(Stored entries)
━━━━━━━━
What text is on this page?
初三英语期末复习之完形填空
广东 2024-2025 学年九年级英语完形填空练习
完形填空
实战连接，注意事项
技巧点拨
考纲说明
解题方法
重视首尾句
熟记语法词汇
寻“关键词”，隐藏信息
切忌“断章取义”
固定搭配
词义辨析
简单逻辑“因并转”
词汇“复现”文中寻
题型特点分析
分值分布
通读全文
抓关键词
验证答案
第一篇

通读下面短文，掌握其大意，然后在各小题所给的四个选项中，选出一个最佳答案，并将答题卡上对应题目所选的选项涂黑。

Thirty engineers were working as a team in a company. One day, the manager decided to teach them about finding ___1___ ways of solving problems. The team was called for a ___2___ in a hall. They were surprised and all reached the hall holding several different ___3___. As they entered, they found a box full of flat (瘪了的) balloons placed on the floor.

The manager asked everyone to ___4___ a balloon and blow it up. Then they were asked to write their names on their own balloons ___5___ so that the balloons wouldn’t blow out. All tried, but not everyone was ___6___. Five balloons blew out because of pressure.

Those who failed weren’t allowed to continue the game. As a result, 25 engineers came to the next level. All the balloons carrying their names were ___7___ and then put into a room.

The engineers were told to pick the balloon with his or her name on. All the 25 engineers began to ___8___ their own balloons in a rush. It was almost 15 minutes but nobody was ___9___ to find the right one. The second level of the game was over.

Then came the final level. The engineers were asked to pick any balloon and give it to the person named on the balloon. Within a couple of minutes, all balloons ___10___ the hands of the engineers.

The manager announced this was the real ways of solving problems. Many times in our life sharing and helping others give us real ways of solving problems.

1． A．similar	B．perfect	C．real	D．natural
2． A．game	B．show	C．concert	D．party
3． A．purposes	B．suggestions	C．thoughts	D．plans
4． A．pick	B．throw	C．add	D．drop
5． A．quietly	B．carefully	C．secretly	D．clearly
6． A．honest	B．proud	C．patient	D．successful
━━━━━━━━
TASK » Show every line above in which the word "came" occurs.

IN RESPONSE »
Those who failed weren’t allowed to continue the game. As a result, 25 engineers came to the next level. All the balloons carrying their names were ___7___ and then put into a room.
Then came the final level. The engineers were asked to pick any balloon and give it to the person named on the balloon. Within a couple of minutes, all balloons ___10___ the hands of the engineers.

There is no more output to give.